Texto para leer -
================

[…] Lo primero que identifiqué, como seguramente hayáis adivinado, es que estaba en un estado vagal dorsal. Y que era este estado, y no otra cosa, lo que iniciaba y sostenía esta secuencia de interacción. Es decir, que yo andaba chungo y mi cuerpo emitía señales que hacían que todos a mi alrededor estuvieran afectados: mi hija, porque se sentía —seguramente— solita y y que le estaba tratando mal, y mi pareja porque estaría pensando cosas del tipo «ya le vale a este subnormal». […]
Me habéis preguntado varias veces cómo lo solucioné, así que creo que os debo una explicación.
Sobre todo, porque he visto en los comentarios que algunas y algunos de vosotros estáis pasando por algo similar, ¿verdad?
No me extraña, porque ese reflejo vagal dorsal, a menudo conectado con el trauma, es mucho más frecuente de lo que acostumbramos a reconocer en nuestra comunicación y funcionamiento habitual. Y enrevesa las cosas un montón.
Así que, nada, lo voy a contar.
Pero dejadme que, antes, cite el artículo al que me refiero, por si alguien ha llegado tarde o anda despistado: https://educacion-familiar.com/2021/07/31/a-mala-leche-con-los-dientes-una-secuencia-de-interaccion/
Pero, sobre todo, que lance una advertencia muy clarita: una cosa es la intervención educativa familiar, y otra muy diferente lo que a mí me sirve en casa. La primera, requiere un proceso de valoración profundo y sistemático, a veces, con el apoyo de otros profesionales especializados, que permite ver con claridad que puertas se pueden abrir, y qué teclas se pueden tocar, sobre todo, respetando la máxima de que lo más importante, incluso por encima del éxito de nuestro trabajo, es no dañar. La segunda, la de ahora, es sólo una reflexión rápida y útil que permite superar una situación.
Así que no pretendáis, en ningún caso, que os valga lo mismo que me sirvió a mí. Ni somos la misma persona, ni tenemos la misma afectación del sistema nervioso, ni nuestra historia o circunstancias son las mismas. Esto no es café para todos, sino una mera forma de activar la curiosidad.
Tampoco penséis que es lo único que se puede hacer, oye. Que hay muchos recursos que se pueden activar. No desesperéis.
Está claro, ¿verdad?
Dicho esto, al turrón.
Lo primero que identifiqué, como seguramente hayáis adivinado, es que estaba en un estado vagal dorsal. Y que era este estado, y no otra cosa, lo que iniciaba y sostenía esta secuencia de interacción. Es decir, que yo andaba chungo y mi cuerpo emitía señales que hacían que todos a mi alrededor estuvieran afectados: mi hija, porque se sentía —seguramente— solita y y que le estaba tratando mal, y mi pareja porque estaría pensando cosas del tipo «ya le vale a este subnormal».

================

Datos extraídos -
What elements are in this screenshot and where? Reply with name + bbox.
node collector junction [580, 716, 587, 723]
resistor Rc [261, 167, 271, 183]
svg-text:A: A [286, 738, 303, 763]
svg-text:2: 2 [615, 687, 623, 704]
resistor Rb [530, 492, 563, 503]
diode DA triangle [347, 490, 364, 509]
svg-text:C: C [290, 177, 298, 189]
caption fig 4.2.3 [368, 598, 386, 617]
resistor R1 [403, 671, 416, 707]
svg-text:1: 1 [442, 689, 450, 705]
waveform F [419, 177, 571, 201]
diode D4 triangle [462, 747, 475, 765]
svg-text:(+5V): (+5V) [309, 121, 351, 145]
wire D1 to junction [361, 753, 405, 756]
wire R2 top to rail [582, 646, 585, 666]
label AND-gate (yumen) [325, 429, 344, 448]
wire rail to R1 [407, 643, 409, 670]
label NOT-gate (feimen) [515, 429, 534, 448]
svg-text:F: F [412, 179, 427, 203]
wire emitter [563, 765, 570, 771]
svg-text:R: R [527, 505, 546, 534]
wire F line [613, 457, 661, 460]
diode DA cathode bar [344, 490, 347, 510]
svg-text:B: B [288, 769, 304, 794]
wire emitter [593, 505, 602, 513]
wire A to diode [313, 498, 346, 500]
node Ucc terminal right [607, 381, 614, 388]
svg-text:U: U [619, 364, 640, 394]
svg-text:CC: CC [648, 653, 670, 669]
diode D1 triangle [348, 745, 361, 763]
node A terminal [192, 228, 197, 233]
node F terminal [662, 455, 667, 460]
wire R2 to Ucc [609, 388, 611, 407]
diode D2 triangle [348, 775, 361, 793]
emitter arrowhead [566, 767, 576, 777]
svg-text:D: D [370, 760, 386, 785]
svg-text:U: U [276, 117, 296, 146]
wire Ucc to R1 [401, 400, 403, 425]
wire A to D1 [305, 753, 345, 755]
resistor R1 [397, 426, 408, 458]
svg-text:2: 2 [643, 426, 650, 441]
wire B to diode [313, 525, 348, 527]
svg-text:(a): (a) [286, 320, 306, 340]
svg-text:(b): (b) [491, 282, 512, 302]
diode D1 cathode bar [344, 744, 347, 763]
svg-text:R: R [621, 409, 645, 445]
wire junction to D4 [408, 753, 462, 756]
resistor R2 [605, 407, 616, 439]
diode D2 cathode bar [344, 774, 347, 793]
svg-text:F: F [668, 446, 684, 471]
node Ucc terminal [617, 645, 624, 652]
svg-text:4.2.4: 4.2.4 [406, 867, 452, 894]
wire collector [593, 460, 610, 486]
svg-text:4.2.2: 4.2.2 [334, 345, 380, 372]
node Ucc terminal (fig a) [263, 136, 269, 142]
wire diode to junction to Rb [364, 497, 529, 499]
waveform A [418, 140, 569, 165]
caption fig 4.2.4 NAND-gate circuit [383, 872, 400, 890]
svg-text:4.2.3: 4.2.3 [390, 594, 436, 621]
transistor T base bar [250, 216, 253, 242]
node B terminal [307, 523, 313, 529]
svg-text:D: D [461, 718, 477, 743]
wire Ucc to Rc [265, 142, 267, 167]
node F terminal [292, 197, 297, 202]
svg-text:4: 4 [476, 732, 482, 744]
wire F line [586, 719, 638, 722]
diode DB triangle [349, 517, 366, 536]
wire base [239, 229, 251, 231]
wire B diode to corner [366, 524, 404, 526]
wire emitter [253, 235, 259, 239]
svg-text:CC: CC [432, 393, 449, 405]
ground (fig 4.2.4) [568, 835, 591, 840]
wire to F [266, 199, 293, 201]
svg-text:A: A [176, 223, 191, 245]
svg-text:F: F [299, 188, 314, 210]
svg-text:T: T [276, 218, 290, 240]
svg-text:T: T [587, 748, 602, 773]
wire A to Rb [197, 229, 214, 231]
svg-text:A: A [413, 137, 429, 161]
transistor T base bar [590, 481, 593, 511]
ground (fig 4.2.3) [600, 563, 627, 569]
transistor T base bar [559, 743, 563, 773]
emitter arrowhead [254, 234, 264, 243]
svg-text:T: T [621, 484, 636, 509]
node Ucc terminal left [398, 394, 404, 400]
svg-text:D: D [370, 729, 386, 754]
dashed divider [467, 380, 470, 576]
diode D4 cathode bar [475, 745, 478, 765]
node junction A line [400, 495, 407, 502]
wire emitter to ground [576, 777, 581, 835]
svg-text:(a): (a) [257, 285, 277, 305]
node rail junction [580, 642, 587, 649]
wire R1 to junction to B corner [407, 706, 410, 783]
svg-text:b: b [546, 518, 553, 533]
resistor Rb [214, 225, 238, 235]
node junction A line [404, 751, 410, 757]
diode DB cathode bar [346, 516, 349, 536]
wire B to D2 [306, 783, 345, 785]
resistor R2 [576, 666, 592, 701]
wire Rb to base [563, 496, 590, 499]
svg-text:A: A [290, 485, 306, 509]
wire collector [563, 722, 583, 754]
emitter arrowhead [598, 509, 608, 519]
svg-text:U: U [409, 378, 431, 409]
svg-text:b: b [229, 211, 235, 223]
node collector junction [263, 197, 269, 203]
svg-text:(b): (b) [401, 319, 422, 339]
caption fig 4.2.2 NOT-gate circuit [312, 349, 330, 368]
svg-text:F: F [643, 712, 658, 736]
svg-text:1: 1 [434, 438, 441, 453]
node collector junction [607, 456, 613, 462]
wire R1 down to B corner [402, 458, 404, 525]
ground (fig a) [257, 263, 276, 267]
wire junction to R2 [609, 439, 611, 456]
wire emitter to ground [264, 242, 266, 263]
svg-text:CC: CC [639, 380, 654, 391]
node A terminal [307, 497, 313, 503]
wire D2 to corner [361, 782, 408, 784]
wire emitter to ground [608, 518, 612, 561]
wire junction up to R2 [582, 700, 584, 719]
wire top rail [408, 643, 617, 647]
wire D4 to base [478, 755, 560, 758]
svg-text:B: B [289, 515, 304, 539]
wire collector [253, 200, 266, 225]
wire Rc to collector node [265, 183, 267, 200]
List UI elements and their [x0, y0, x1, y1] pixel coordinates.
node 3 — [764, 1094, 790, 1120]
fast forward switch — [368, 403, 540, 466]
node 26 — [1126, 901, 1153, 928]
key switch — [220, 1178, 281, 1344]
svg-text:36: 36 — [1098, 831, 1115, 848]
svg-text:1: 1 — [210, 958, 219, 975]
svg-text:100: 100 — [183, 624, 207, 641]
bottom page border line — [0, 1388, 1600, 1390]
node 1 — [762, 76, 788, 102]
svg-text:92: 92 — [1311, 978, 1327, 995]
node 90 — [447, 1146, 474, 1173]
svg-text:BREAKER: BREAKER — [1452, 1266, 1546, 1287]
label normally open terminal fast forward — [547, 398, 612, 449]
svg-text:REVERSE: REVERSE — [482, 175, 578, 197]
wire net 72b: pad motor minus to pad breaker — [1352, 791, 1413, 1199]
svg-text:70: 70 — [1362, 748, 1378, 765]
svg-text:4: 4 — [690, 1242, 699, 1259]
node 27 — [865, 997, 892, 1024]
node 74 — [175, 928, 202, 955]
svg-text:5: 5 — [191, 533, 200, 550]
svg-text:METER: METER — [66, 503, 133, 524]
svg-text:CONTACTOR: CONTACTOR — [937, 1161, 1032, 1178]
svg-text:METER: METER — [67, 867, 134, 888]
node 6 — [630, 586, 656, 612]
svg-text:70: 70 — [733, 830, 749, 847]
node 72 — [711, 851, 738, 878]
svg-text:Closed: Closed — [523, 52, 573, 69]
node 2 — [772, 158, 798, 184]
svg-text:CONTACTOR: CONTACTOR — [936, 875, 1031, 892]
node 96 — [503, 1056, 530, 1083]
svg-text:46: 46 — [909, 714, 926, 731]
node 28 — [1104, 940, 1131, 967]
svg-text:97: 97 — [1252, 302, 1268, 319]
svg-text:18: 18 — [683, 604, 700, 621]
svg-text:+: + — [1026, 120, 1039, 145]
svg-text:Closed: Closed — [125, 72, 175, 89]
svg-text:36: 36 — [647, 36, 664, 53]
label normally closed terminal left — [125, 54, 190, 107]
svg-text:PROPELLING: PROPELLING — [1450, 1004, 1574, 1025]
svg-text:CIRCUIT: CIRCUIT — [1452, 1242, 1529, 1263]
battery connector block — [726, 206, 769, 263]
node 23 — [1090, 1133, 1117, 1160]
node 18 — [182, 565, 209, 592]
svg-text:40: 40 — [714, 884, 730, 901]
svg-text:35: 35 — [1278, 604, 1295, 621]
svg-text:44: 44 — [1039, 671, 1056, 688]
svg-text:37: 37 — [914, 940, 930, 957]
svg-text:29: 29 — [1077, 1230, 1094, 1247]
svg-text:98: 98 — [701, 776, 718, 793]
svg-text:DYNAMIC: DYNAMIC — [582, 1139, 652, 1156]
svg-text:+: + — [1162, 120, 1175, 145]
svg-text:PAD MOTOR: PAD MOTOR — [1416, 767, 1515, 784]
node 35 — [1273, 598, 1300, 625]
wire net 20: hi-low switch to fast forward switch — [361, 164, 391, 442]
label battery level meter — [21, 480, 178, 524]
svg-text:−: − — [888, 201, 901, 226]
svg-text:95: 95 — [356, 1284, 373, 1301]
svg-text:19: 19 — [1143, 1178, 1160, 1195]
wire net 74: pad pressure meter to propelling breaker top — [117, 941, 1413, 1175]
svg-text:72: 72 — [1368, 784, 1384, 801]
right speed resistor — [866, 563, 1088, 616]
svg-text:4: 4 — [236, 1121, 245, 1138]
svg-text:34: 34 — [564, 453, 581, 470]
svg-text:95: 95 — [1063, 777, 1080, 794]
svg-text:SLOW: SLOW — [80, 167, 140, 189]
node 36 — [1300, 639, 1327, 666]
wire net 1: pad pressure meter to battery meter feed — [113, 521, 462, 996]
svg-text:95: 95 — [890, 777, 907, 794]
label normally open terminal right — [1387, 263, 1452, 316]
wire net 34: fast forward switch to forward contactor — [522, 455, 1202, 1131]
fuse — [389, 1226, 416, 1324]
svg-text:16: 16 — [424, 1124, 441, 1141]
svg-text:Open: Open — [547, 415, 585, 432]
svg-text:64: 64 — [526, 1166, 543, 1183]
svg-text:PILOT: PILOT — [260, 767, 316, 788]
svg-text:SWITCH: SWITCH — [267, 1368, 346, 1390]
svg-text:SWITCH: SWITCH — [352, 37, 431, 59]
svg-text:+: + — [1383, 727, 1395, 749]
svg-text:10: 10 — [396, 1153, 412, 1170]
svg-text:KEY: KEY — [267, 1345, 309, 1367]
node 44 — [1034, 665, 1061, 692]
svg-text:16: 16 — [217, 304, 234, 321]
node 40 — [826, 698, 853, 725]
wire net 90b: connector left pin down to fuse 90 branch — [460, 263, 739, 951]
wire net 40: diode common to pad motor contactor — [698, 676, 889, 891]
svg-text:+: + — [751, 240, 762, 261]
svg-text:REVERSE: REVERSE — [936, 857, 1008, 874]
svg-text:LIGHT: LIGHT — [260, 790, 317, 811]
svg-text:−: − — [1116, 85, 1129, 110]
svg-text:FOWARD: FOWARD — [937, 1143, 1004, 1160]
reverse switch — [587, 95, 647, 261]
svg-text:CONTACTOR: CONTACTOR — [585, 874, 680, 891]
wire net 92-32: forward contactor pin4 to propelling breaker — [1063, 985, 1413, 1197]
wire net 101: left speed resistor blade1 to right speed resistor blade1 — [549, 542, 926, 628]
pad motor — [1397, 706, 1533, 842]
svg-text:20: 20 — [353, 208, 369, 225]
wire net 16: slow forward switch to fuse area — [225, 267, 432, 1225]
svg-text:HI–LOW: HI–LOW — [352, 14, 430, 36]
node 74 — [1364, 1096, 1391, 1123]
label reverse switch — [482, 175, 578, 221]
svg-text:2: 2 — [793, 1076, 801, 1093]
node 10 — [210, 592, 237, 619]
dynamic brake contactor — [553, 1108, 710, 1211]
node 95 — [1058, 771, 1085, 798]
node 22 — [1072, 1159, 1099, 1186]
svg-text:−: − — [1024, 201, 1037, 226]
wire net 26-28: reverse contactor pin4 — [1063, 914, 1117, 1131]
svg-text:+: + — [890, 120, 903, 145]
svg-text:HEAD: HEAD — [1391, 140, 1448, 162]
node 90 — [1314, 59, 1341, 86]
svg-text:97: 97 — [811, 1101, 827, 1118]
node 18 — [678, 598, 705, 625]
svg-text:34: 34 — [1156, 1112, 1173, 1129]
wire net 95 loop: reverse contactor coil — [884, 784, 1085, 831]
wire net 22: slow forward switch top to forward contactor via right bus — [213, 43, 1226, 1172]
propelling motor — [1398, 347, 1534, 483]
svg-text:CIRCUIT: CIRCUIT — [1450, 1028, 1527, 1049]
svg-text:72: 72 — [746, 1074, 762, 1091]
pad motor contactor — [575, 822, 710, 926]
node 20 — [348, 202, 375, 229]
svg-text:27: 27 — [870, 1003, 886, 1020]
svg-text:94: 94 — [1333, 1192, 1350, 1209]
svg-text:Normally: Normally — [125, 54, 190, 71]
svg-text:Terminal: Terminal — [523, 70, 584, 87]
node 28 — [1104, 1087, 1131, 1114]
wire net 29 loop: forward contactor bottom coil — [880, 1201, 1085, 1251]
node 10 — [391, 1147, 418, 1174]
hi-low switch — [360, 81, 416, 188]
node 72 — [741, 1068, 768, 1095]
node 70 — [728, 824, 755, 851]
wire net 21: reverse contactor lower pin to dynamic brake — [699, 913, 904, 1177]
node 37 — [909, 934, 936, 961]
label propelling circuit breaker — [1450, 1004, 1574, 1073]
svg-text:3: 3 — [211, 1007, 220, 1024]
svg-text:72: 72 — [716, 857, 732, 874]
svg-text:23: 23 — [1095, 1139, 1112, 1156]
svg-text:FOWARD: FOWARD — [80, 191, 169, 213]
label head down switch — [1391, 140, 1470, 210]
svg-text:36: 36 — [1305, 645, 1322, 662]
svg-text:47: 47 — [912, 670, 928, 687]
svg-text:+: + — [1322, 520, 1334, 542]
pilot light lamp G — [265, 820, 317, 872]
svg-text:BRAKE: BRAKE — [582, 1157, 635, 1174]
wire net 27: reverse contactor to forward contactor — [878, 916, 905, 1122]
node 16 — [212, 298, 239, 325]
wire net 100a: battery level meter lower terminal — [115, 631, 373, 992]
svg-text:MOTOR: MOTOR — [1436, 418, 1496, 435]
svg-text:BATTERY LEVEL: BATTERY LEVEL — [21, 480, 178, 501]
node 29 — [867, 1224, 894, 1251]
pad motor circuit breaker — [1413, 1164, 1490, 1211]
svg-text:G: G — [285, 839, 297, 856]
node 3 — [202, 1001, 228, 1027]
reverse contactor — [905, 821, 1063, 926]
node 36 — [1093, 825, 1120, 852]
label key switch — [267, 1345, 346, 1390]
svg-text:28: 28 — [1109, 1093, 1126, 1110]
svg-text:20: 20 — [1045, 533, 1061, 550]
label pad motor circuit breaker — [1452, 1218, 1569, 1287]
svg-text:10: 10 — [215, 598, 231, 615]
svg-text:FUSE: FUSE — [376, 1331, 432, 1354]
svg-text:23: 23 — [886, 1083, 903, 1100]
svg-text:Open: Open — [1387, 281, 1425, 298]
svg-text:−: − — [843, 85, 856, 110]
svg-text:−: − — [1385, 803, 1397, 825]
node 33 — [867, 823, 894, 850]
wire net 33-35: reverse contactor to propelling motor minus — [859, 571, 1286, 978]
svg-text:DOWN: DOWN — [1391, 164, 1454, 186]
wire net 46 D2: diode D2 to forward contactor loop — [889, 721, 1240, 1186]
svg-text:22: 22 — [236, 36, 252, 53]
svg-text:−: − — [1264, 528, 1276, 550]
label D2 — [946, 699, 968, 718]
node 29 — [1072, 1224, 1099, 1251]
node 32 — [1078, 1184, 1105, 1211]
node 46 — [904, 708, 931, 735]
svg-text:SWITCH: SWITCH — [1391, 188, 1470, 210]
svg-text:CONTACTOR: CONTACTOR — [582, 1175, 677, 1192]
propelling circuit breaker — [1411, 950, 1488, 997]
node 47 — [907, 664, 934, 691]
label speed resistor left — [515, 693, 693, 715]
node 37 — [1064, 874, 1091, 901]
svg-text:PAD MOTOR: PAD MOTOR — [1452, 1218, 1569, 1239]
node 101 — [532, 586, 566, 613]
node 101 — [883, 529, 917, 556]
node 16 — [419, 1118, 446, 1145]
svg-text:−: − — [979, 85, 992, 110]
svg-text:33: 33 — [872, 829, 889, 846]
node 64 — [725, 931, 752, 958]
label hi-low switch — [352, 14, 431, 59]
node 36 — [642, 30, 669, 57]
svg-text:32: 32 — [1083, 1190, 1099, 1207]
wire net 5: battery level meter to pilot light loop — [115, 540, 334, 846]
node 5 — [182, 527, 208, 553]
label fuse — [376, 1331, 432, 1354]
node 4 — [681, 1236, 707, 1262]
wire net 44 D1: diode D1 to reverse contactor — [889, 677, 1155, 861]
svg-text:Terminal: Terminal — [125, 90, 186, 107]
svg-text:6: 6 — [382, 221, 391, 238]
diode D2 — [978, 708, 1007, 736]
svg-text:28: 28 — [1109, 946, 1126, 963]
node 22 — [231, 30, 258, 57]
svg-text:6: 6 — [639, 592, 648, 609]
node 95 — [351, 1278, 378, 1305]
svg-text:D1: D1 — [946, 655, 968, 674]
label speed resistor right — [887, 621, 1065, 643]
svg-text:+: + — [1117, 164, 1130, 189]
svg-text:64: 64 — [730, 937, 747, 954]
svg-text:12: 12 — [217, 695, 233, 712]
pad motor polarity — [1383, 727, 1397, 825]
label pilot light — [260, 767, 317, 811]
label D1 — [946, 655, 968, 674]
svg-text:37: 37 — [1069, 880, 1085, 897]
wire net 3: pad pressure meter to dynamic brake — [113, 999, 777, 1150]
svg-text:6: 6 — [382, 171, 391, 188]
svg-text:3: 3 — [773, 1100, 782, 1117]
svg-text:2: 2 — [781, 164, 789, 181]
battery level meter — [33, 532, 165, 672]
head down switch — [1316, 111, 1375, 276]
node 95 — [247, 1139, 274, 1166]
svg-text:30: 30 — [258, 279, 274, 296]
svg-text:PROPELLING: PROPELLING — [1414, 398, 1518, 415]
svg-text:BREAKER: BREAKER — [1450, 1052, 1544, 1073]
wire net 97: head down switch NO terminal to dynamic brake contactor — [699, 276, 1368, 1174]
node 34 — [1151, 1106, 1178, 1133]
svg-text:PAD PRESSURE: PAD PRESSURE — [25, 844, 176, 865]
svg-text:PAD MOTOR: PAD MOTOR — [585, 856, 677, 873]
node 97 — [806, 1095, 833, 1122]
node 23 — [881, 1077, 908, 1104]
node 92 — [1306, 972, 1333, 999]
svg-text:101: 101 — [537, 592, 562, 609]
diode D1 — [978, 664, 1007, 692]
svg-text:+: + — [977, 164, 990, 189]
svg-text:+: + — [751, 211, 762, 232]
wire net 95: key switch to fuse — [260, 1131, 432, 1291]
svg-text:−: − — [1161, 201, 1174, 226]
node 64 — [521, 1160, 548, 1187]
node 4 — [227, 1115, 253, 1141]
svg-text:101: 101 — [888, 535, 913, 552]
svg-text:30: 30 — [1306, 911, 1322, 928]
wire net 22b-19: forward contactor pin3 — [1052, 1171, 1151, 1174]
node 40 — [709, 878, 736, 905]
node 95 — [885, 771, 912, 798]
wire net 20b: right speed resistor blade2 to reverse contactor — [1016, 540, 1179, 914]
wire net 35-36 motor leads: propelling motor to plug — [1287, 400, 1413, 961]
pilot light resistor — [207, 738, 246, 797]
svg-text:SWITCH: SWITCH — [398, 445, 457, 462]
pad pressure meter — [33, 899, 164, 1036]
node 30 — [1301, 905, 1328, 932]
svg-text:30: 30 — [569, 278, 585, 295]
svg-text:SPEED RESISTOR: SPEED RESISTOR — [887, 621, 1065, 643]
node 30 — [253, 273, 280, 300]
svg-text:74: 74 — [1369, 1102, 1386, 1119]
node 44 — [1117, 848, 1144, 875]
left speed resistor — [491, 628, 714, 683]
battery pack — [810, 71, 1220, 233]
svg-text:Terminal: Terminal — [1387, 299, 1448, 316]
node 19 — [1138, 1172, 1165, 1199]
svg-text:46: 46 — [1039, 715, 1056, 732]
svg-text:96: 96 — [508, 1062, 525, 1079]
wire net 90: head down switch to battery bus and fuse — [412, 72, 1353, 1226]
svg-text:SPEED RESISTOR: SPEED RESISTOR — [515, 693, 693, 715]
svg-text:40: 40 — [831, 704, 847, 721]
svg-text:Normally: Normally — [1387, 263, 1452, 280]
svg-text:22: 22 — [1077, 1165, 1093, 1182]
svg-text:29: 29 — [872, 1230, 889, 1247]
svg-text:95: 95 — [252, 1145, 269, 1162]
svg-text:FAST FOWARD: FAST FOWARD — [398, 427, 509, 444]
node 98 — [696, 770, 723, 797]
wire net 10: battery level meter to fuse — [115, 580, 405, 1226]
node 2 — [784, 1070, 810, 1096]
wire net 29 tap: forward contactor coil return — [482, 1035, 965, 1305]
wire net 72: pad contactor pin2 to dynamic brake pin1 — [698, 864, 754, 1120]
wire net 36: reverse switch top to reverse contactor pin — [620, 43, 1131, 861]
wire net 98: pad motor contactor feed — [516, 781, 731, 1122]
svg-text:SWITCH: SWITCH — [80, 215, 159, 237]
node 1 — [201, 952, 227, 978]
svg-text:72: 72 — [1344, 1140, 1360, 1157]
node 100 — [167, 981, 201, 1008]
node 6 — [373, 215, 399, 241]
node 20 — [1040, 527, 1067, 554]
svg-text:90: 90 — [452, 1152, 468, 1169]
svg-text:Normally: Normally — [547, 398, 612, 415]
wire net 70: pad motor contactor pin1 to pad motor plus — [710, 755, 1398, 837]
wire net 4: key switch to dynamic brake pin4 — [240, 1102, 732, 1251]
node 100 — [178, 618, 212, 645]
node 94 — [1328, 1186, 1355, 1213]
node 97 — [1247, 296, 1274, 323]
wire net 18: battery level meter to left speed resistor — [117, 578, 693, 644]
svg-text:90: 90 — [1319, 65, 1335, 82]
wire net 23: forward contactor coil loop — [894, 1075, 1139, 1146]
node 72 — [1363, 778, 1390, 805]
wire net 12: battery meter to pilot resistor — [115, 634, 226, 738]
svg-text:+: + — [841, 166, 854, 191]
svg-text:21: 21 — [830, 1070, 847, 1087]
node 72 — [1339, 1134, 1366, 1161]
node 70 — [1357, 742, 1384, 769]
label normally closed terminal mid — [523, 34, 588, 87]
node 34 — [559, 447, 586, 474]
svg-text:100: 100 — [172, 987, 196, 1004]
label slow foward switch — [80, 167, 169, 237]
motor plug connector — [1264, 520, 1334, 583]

================

Lista de tareas -
(a) Enumera las tres diferencias entre quien escribe y sus lectores que menciona el texto sobre el estado vagal dorsal para advertir que lo que a esa persona le sirvió puede no valer a otros.
(b) Devuelve del texto sobre el estado vagal dorsal todo lo que va desde "Así que no pretendáis, en" hasta "activar. No desesperéis.", sin cambiar nada.
(c) Escribe la parte que sigue al texto sobre el estado vagal dorsal, empezando después de su última oración.

Resultados -
(a)
- No son la misma persona.
- No tienen la misma afectación del sistema nervioso.
- Su historia o circunstancias no son las mismas.

(b)
Así que no pretendáis, en ningún caso, que os valga lo mismo que me sirvió a mí. Ni somos la misma persona, ni tenemos la misma afectación del sistema nervioso, ni nuestra historia o circunstancias son las mismas. Esto no es café para todos, sino una mera forma de activar la curiosidad.
Tampoco penséis que es lo único que se puede hacer, oye. Que hay muchos recursos que se pueden activar. No desesperéis.

(c)
Y es que “este subnormal” —levanto la mano con una sonrisa— se estaba protegiendo de una manera inadecuada porque, cada vez que tocaba lavar los dientes, se echaba a un lado, dejando el marrón a la pareja que, ni sabía ni tenía porqué saber lo motivos ocultos de esa actitud protectora (la evitación unida a la confianza en que ella sabría hacerlo mejor).
Así que, aunque la tendencia de todo mi organismo era a buscar desesperadamente una solución, o lo que es lo mismo, huir de ahí, sabía que lo que debía atender era mi estado, porque mientras no lo hiciera estaría en un agujero en el que podía hacer mil movidas, pero que ninguna me ayudaría a salir.
Así que lo primero, lo prioritario, lo namber guan era hacer algo para estar yo mejor. Y cuando estamos así, con la cabeza bajo tierra, apagados, de color gris, hay una cosa que tiene un poder especial para hacernos sentir mejor. Que a menudo no apetece, pero siempre suele ayudar a mejorar la situación: la ayuda de una persona de nuestra confianza y que pueda permanecer con nosotras o nosotros en un estado de calma, seguridad e integración.
Así que me levanté como si pesara 300 kg, y no recuerdo muy bien cómo, le comenté a Mariña —mi mujer— la situación:
—Oye, tronca, que no lo hemos hablado nunca, pero no puedo con eso —quizás le dije—. Me tumba. Y no me gusta nada lo que estoy provocando a mi alrededor.
Si no recuerdo bien la conversación, si el primer impacto: un sentimiento abrumador de vergüenza y vulnerabilidad, que me afectaba tanto en mi autoestima personal como profesional. Como si me encogiera dentro de mi cuerpo y cualquiera me pudiera pisar. Pero, como en ella puedo confiar al 100% no tuve que ocultar nada, así que ella pudo entender y sentir —seguramente— lo que me afectaba esta movida, resonando desde dentro con mi estado de ánimo.
—Ya, tío, a mí también me pasa —respondería, o similar—. Mira que somos cutres.
—Jajaja.
—Jajaja.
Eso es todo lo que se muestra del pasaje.